:: Extracted entries ::

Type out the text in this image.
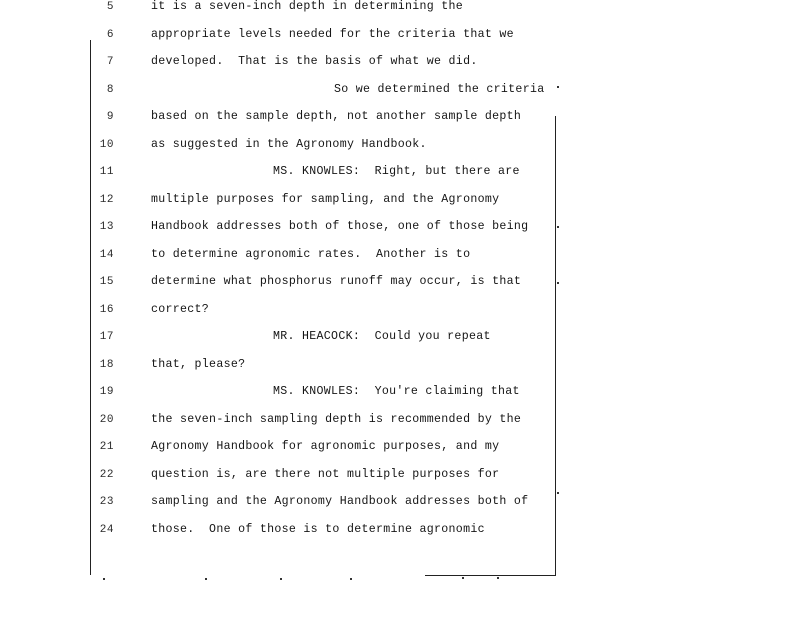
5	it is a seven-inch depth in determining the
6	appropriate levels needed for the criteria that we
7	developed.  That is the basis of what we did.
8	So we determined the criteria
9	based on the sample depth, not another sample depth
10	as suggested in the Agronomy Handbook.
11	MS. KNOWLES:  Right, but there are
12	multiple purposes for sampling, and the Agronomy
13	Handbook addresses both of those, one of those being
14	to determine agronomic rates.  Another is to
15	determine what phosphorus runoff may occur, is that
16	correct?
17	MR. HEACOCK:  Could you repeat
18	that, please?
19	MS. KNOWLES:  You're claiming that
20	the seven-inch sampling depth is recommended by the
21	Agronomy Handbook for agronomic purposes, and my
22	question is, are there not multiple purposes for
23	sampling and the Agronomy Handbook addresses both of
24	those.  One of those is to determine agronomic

:::

• Work to complete: Find and copy every line in the entries above where the string "depth" occurs.

• Task solution:
5	it is a seven-inch depth in determining the
9	based on the sample depth, not another sample depth
20	the seven-inch sampling depth is recommended by the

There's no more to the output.